- [Task details]
Output, word for word, every line from the line with "Output a JSON" through the final line of the data below.
=== Exercise materials ===
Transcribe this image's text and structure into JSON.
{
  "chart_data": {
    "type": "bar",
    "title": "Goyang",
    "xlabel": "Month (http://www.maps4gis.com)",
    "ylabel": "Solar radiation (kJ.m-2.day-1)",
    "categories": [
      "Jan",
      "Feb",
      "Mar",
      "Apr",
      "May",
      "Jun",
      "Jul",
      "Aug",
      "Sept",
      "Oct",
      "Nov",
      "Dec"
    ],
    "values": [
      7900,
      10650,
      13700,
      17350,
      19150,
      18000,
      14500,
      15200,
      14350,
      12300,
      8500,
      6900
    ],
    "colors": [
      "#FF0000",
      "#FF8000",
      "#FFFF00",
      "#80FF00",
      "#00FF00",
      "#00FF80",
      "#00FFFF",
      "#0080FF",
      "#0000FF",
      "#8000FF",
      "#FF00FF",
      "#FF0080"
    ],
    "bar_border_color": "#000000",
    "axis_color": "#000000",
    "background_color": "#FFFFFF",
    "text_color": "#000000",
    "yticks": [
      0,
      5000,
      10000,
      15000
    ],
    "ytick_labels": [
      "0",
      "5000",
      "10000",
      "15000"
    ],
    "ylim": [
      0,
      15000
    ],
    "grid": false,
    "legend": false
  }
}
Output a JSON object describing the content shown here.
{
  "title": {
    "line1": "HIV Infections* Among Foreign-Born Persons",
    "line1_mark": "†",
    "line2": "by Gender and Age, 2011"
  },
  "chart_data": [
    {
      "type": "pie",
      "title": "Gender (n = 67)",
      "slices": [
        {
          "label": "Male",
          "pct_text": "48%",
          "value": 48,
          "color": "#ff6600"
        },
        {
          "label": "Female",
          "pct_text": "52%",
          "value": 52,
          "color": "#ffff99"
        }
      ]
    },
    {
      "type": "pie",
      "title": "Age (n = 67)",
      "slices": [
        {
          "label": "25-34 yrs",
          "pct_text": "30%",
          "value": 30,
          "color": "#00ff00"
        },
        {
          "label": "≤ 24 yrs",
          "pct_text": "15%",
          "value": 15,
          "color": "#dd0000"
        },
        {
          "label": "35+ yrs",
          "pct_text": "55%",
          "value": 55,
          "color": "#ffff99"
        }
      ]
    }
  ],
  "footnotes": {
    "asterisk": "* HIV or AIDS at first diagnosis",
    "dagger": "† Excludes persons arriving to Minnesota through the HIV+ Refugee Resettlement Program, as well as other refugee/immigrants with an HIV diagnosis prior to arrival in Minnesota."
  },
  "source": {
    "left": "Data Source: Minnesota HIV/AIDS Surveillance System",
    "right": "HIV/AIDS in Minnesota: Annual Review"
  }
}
===
- [Exercise response]
Output a JSON object describing the content shown here.
{
  "title": {
    "line1": "HIV Infections* Among Foreign-Born Persons",
    "line1_mark": "†",
    "line2": "by Gender and Age, 2011"
  },
  "chart_data": [
    {
      "type": "pie",
      "title": "Gender (n = 67)",
      "slices": [
        {
          "label": "Male",
          "pct_text": "48%",
          "value": 48,
          "color": "#ff6600"
        },
        {
          "label": "Female",
          "pct_text": "52%",
          "value": 52,
          "color": "#ffff99"
        }
      ]
    },
    {
      "type": "pie",
      "title": "Age (n = 67)",
      "slices": [
        {
          "label": "25-34 yrs",
          "pct_text": "30%",
          "value": 30,
          "color": "#00ff00"
        },
        {
          "label": "≤ 24 yrs",
          "pct_text": "15%",
          "value": 15,
          "color": "#dd0000"
        },
        {
          "label": "35+ yrs",
          "pct_text": "55%",
          "value": 55,
          "color": "#ffff99"
        }
      ]
    }
  ],
  "footnotes": {
    "asterisk": "* HIV or AIDS at first diagnosis",
    "dagger": "† Excludes persons arriving to Minnesota through the HIV+ Refugee Resettlement Program, as well as other refugee/immigrants with an HIV diagnosis prior to arrival in Minnesota."
  },
  "source": {
    "left": "Data Source: Minnesota HIV/AIDS Surveillance System",
    "right": "HIV/AIDS in Minnesota: Annual Review"
  }
}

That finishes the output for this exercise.